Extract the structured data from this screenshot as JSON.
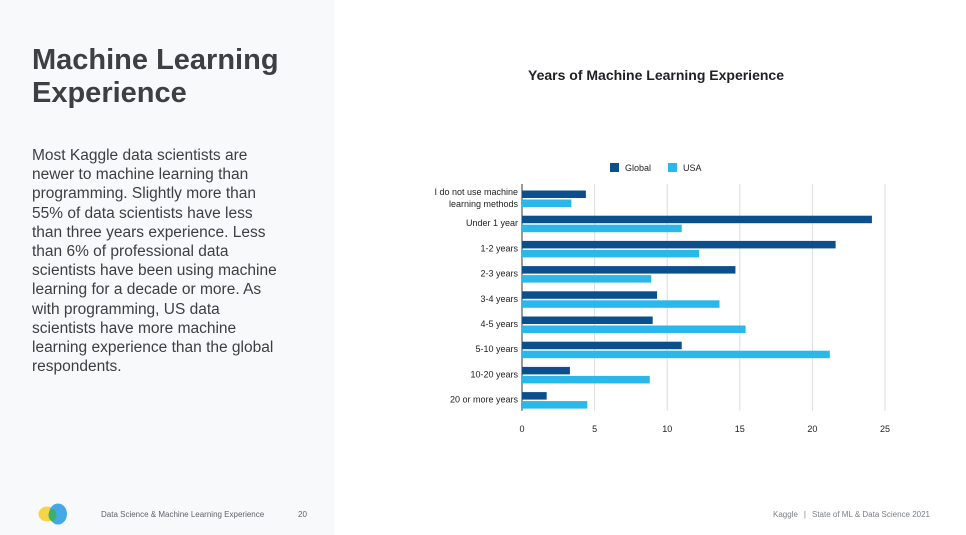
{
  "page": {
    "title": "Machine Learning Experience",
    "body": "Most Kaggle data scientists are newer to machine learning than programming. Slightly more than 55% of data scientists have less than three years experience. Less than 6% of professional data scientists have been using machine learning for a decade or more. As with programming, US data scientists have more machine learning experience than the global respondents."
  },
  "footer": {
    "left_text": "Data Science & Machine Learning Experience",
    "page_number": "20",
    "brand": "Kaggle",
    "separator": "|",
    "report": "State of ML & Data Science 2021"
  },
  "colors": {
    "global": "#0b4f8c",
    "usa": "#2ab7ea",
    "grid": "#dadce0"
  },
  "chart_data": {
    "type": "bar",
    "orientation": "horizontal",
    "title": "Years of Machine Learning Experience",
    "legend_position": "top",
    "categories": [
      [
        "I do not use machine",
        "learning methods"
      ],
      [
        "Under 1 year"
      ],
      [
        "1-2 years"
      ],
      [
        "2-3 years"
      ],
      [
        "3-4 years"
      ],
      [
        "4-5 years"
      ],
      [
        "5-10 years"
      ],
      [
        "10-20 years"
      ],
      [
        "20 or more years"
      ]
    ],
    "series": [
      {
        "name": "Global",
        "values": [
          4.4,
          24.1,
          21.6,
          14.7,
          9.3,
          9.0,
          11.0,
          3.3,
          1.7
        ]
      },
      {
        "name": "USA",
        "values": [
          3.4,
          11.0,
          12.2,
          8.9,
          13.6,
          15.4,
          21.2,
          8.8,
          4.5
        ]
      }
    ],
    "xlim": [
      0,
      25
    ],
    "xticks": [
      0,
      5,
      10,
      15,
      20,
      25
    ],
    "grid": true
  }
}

########

STATED TASK: Keep the pictures out of your copy, and repeat every entry above exactly.

EXERCISE RESPONSE:
Extract the structured data from this screenshot as JSON.
{
  "page": {
    "title": "Machine Learning Experience",
    "body": "Most Kaggle data scientists are newer to machine learning than programming. Slightly more than 55% of data scientists have less than three years experience. Less than 6% of professional data scientists have been using machine learning for a decade or more. As with programming, US data scientists have more machine learning experience than the global respondents."
  },
  "footer": {
    "left_text": "Data Science & Machine Learning Experience",
    "page_number": "20",
    "brand": "Kaggle",
    "separator": "|",
    "report": "State of ML & Data Science 2021"
  },
  "colors": {
    "global": "#0b4f8c",
    "usa": "#2ab7ea",
    "grid": "#dadce0"
  },
  "chart_data": {
    "type": "bar",
    "orientation": "horizontal",
    "title": "Years of Machine Learning Experience",
    "legend_position": "top",
    "categories": [
      [
        "I do not use machine",
        "learning methods"
      ],
      [
        "Under 1 year"
      ],
      [
        "1-2 years"
      ],
      [
        "2-3 years"
      ],
      [
        "3-4 years"
      ],
      [
        "4-5 years"
      ],
      [
        "5-10 years"
      ],
      [
        "10-20 years"
      ],
      [
        "20 or more years"
      ]
    ],
    "series": [
      {
        "name": "Global",
        "values": [
          4.4,
          24.1,
          21.6,
          14.7,
          9.3,
          9.0,
          11.0,
          3.3,
          1.7
        ]
      },
      {
        "name": "USA",
        "values": [
          3.4,
          11.0,
          12.2,
          8.9,
          13.6,
          15.4,
          21.2,
          8.8,
          4.5
        ]
      }
    ],
    "xlim": [
      0,
      25
    ],
    "xticks": [
      0,
      5,
      10,
      15,
      20,
      25
    ],
    "grid": true
  }
}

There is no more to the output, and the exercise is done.